Exercise aim → Exactly as written, retype the listing below, omitting the pictures.

Entries from a dataset
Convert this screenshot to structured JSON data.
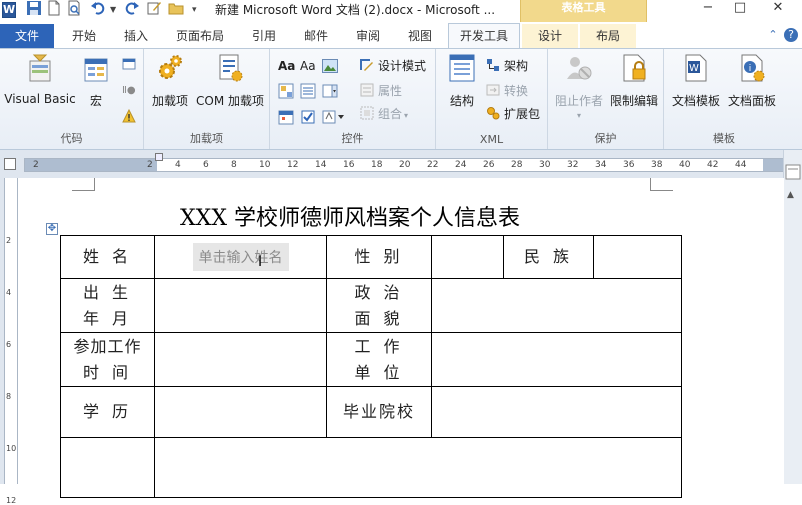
{
  "app": {
    "icon_letter": "W",
    "title": "新建 Microsoft Word 文档 (2).docx - Microsoft ...",
    "context_tab_title": "表格工具",
    "window_controls": [
      "−",
      "□",
      "✕"
    ]
  },
  "tabs": {
    "file": "文件",
    "items": [
      "开始",
      "插入",
      "页面布局",
      "引用",
      "邮件",
      "审阅",
      "视图",
      "开发工具"
    ],
    "active": "开发工具",
    "context_items": [
      "设计",
      "布局"
    ]
  },
  "ribbon": {
    "code": {
      "label": "代码",
      "visual_basic": "Visual Basic",
      "macro": "宏"
    },
    "addins": {
      "label": "加载项",
      "addin": "加载项",
      "com_addin": "COM 加载项"
    },
    "controls": {
      "label": "控件",
      "design_mode": "设计模式",
      "properties": "属性",
      "group": "组合"
    },
    "xml": {
      "label": "XML",
      "structure": "结构",
      "schema": "架构",
      "transform": "转换",
      "expansion_pack": "扩展包"
    },
    "protect": {
      "label": "保护",
      "block_authors": "阻止作者",
      "restrict_editing": "限制编辑"
    },
    "templates": {
      "label": "模板",
      "doc_template": "文档模板",
      "doc_panel": "文档面板"
    }
  },
  "ruler": {
    "h_numbers": [
      "2",
      "2",
      "4",
      "6",
      "8",
      "10",
      "12",
      "14",
      "16",
      "18",
      "20",
      "22",
      "24",
      "26",
      "28",
      "30",
      "32",
      "34",
      "36",
      "38",
      "40",
      "42",
      "44"
    ],
    "v_numbers": [
      "2",
      "4",
      "6",
      "8",
      "10",
      "12"
    ]
  },
  "document": {
    "title": "XXX 学校师德师风档案个人信息表",
    "placeholder": "单击输入姓名",
    "rows": [
      {
        "l1": "姓 名",
        "l2": "性 别",
        "l3": "民 族"
      },
      {
        "l1a": "出 生",
        "l1b": "年 月",
        "l2a": "政 治",
        "l2b": "面 貌"
      },
      {
        "l1a": "参加工作",
        "l1b": "时 间",
        "l2a": "工 作",
        "l2b": "单 位"
      },
      {
        "l1": "学 历",
        "l2": "毕业院校"
      }
    ]
  }
}
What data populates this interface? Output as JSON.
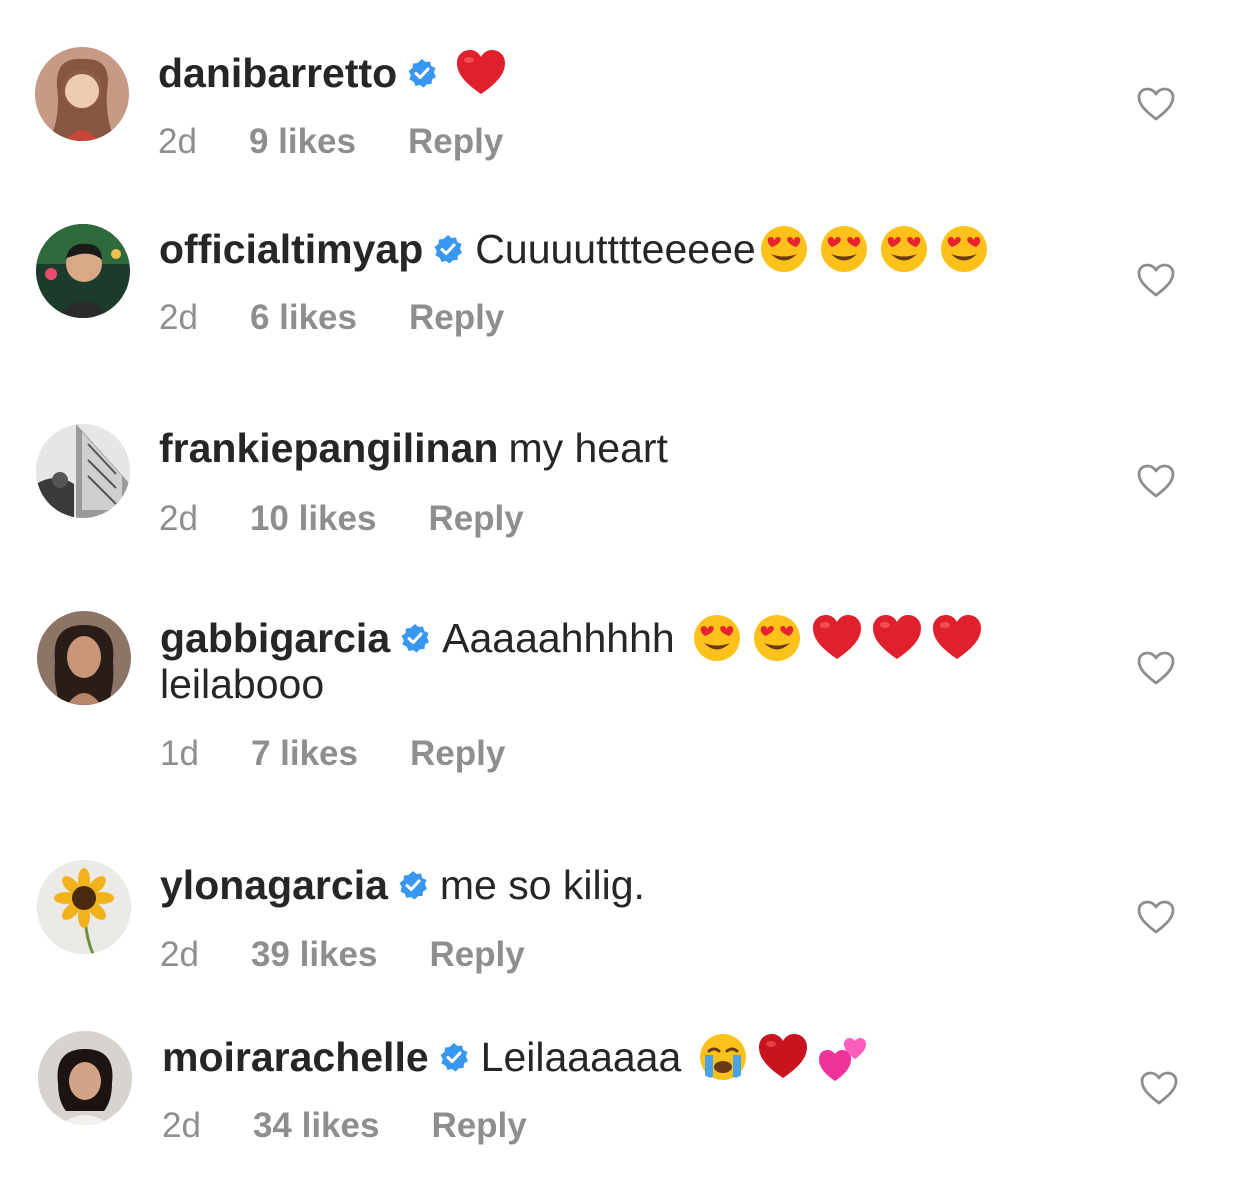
{
  "comments": [
    {
      "username": "danibarretto",
      "verified": true,
      "text": "",
      "emojis": [
        "red-heart"
      ],
      "time": "2d",
      "likes": "9 likes",
      "reply": "Reply"
    },
    {
      "username": "officialtimyap",
      "verified": true,
      "text": "Cuuuutttteeeee",
      "emojis": [
        "heart-eyes",
        "heart-eyes",
        "heart-eyes",
        "heart-eyes"
      ],
      "time": "2d",
      "likes": "6 likes",
      "reply": "Reply"
    },
    {
      "username": "frankiepangilinan",
      "verified": false,
      "text": "my heart",
      "emojis": [],
      "time": "2d",
      "likes": "10 likes",
      "reply": "Reply"
    },
    {
      "username": "gabbigarcia",
      "verified": true,
      "text": "Aaaaahhhhh",
      "emojis": [
        "heart-eyes",
        "heart-eyes",
        "red-heart",
        "red-heart",
        "red-heart"
      ],
      "text2": "leilabooo",
      "time": "1d",
      "likes": "7 likes",
      "reply": "Reply"
    },
    {
      "username": "ylonagarcia",
      "verified": true,
      "text": "me so kilig.",
      "emojis": [],
      "time": "2d",
      "likes": "39 likes",
      "reply": "Reply"
    },
    {
      "username": "moirarachelle",
      "verified": true,
      "text": "Leilaaaaaa",
      "emojis": [
        "crying-face",
        "red-heart",
        "two-hearts"
      ],
      "time": "2d",
      "likes": "34 likes",
      "reply": "Reply"
    }
  ],
  "colors": {
    "verified_blue": "#3897f0",
    "meta_gray": "#8e8e8e",
    "text_dark": "#262626"
  }
}
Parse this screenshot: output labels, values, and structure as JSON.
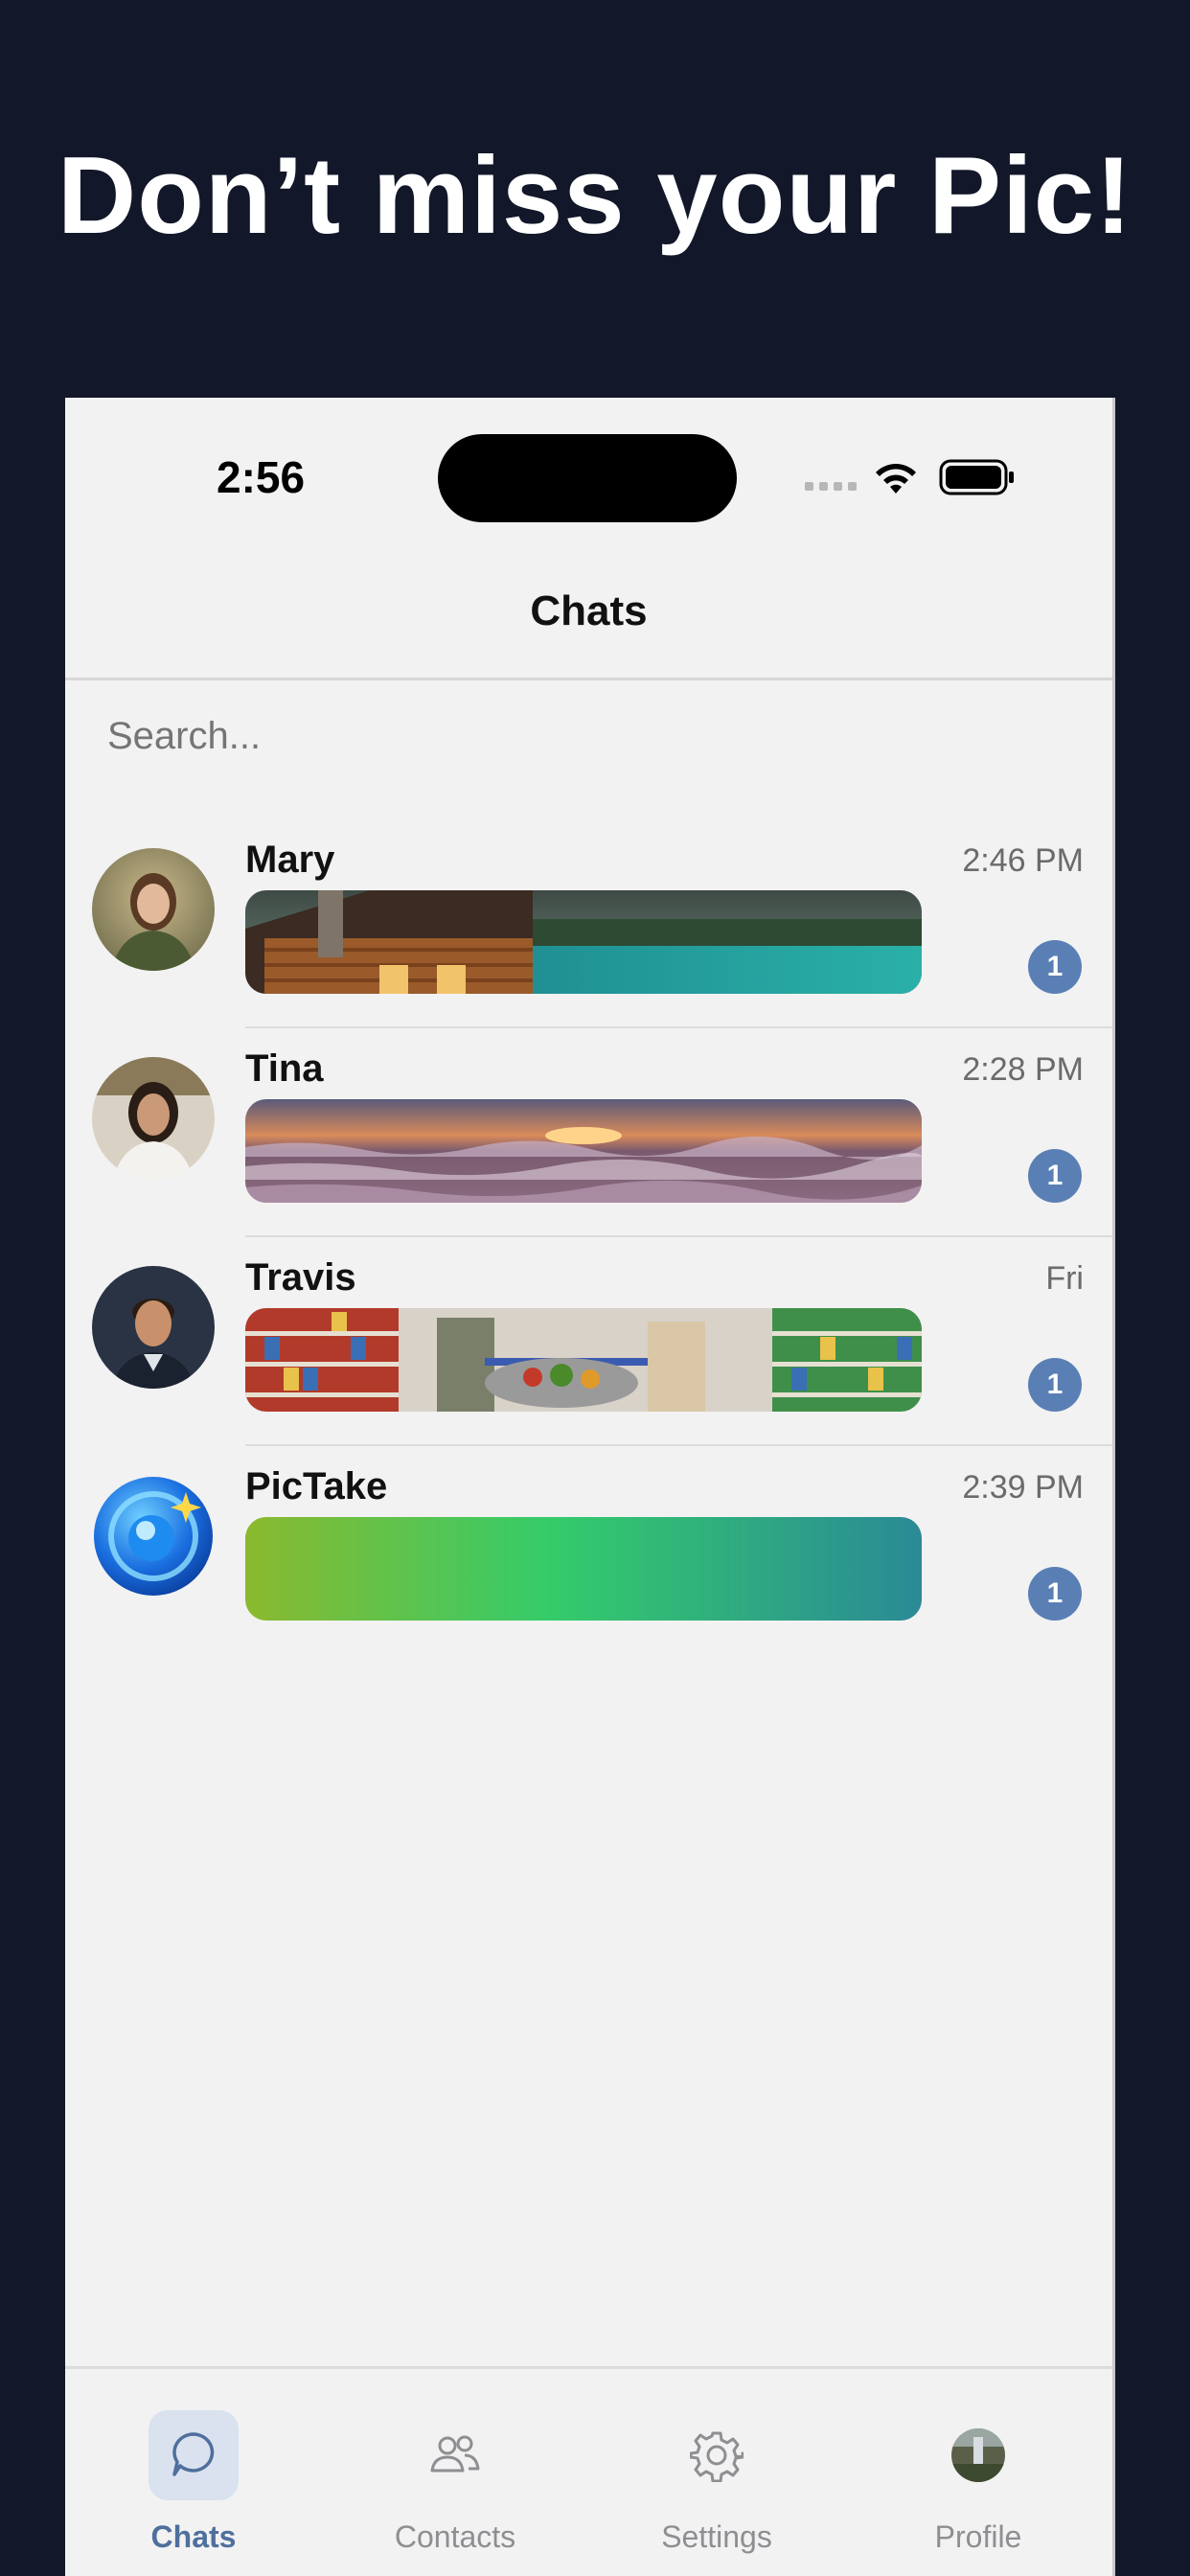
{
  "headline": "Don’t miss your Pic!",
  "status_bar": {
    "time": "2:56"
  },
  "header": {
    "title": "Chats"
  },
  "search": {
    "placeholder": "Search..."
  },
  "chats": [
    {
      "name": "Mary",
      "time": "2:46 PM",
      "unread": "1",
      "avatar": "woman-portrait",
      "preview": "cabin-lake-photo"
    },
    {
      "name": "Tina",
      "time": "2:28 PM",
      "unread": "1",
      "avatar": "woman-portrait",
      "preview": "ocean-sunset-photo"
    },
    {
      "name": "Travis",
      "time": "Fri",
      "unread": "1",
      "avatar": "man-portrait",
      "preview": "grocery-store-photo"
    },
    {
      "name": "PicTake",
      "time": "2:39 PM",
      "unread": "1",
      "avatar": "pictake-logo",
      "preview": "green-gradient"
    }
  ],
  "tabbar": {
    "items": [
      {
        "label": "Chats",
        "icon": "chat-bubble-icon",
        "active": true
      },
      {
        "label": "Contacts",
        "icon": "people-icon",
        "active": false
      },
      {
        "label": "Settings",
        "icon": "gear-icon",
        "active": false
      },
      {
        "label": "Profile",
        "icon": "avatar",
        "active": false
      }
    ]
  },
  "colors": {
    "background": "#12172a",
    "screen": "#f2f2f2",
    "badge": "#5a7fb5",
    "accent": "#4f6f9d"
  }
}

Task response →
Convert this screenshot to structured JSON data.
{
  "app": {
    "icon_letter": "W",
    "title": "新建 Microsoft Word 文档 (2).docx - Microsoft ...",
    "context_tab_title": "表格工具",
    "window_controls": [
      "−",
      "□",
      "✕"
    ]
  },
  "tabs": {
    "file": "文件",
    "items": [
      "开始",
      "插入",
      "页面布局",
      "引用",
      "邮件",
      "审阅",
      "视图",
      "开发工具"
    ],
    "active": "开发工具",
    "context_items": [
      "设计",
      "布局"
    ]
  },
  "ribbon": {
    "code": {
      "label": "代码",
      "visual_basic": "Visual Basic",
      "macro": "宏"
    },
    "addins": {
      "label": "加载项",
      "addin": "加载项",
      "com_addin": "COM 加载项"
    },
    "controls": {
      "label": "控件",
      "design_mode": "设计模式",
      "properties": "属性",
      "group": "组合"
    },
    "xml": {
      "label": "XML",
      "structure": "结构",
      "schema": "架构",
      "transform": "转换",
      "expansion_pack": "扩展包"
    },
    "protect": {
      "label": "保护",
      "block_authors": "阻止作者",
      "restrict_editing": "限制编辑"
    },
    "templates": {
      "label": "模板",
      "doc_template": "文档模板",
      "doc_panel": "文档面板"
    }
  },
  "ruler": {
    "h_numbers": [
      "2",
      "2",
      "4",
      "6",
      "8",
      "10",
      "12",
      "14",
      "16",
      "18",
      "20",
      "22",
      "24",
      "26",
      "28",
      "30",
      "32",
      "34",
      "36",
      "38",
      "40",
      "42",
      "44"
    ],
    "v_numbers": [
      "2",
      "4",
      "6",
      "8",
      "10",
      "12"
    ]
  },
  "document": {
    "title": "XXX 学校师德师风档案个人信息表",
    "placeholder": "单击输入姓名",
    "rows": [
      {
        "l1": "姓 名",
        "l2": "性 别",
        "l3": "民 族"
      },
      {
        "l1a": "出 生",
        "l1b": "年 月",
        "l2a": "政 治",
        "l2b": "面 貌"
      },
      {
        "l1a": "参加工作",
        "l1b": "时 间",
        "l2a": "工 作",
        "l2b": "单 位"
      },
      {
        "l1": "学 历",
        "l2": "毕业院校"
      }
    ]
  }
}
What data populates this interface? Output as JSON.
{
  "comments": [
    {
      "username": "danibarretto",
      "verified": true,
      "text": "",
      "emojis": [
        "red-heart"
      ],
      "time": "2d",
      "likes": "9 likes",
      "reply": "Reply"
    },
    {
      "username": "officialtimyap",
      "verified": true,
      "text": "Cuuuutttteeeee",
      "emojis": [
        "heart-eyes",
        "heart-eyes",
        "heart-eyes",
        "heart-eyes"
      ],
      "time": "2d",
      "likes": "6 likes",
      "reply": "Reply"
    },
    {
      "username": "frankiepangilinan",
      "verified": false,
      "text": "my heart",
      "emojis": [],
      "time": "2d",
      "likes": "10 likes",
      "reply": "Reply"
    },
    {
      "username": "gabbigarcia",
      "verified": true,
      "text": "Aaaaahhhhh",
      "emojis": [
        "heart-eyes",
        "heart-eyes",
        "red-heart",
        "red-heart",
        "red-heart"
      ],
      "text2": "leilabooo",
      "time": "1d",
      "likes": "7 likes",
      "reply": "Reply"
    },
    {
      "username": "ylonagarcia",
      "verified": true,
      "text": "me so kilig.",
      "emojis": [],
      "time": "2d",
      "likes": "39 likes",
      "reply": "Reply"
    },
    {
      "username": "moirarachelle",
      "verified": true,
      "text": "Leilaaaaaa",
      "emojis": [
        "crying-face",
        "red-heart",
        "two-hearts"
      ],
      "time": "2d",
      "likes": "34 likes",
      "reply": "Reply"
    }
  ],
  "colors": {
    "verified_blue": "#3897f0",
    "meta_gray": "#8e8e8e",
    "text_dark": "#262626"
  }
}
Parse this screenshot: output labels, values, and structure as JSON.
{
  "headline": "Don’t miss your Pic!",
  "status_bar": {
    "time": "2:56"
  },
  "header": {
    "title": "Chats"
  },
  "search": {
    "placeholder": "Search..."
  },
  "chats": [
    {
      "name": "Mary",
      "time": "2:46 PM",
      "unread": "1",
      "avatar": "woman-portrait",
      "preview": "cabin-lake-photo"
    },
    {
      "name": "Tina",
      "time": "2:28 PM",
      "unread": "1",
      "avatar": "woman-portrait",
      "preview": "ocean-sunset-photo"
    },
    {
      "name": "Travis",
      "time": "Fri",
      "unread": "1",
      "avatar": "man-portrait",
      "preview": "grocery-store-photo"
    },
    {
      "name": "PicTake",
      "time": "2:39 PM",
      "unread": "1",
      "avatar": "pictake-logo",
      "preview": "green-gradient"
    }
  ],
  "tabbar": {
    "items": [
      {
        "label": "Chats",
        "icon": "chat-bubble-icon",
        "active": true
      },
      {
        "label": "Contacts",
        "icon": "people-icon",
        "active": false
      },
      {
        "label": "Settings",
        "icon": "gear-icon",
        "active": false
      },
      {
        "label": "Profile",
        "icon": "avatar",
        "active": false
      }
    ]
  },
  "colors": {
    "background": "#12172a",
    "screen": "#f2f2f2",
    "badge": "#5a7fb5",
    "accent": "#4f6f9d"
  }
}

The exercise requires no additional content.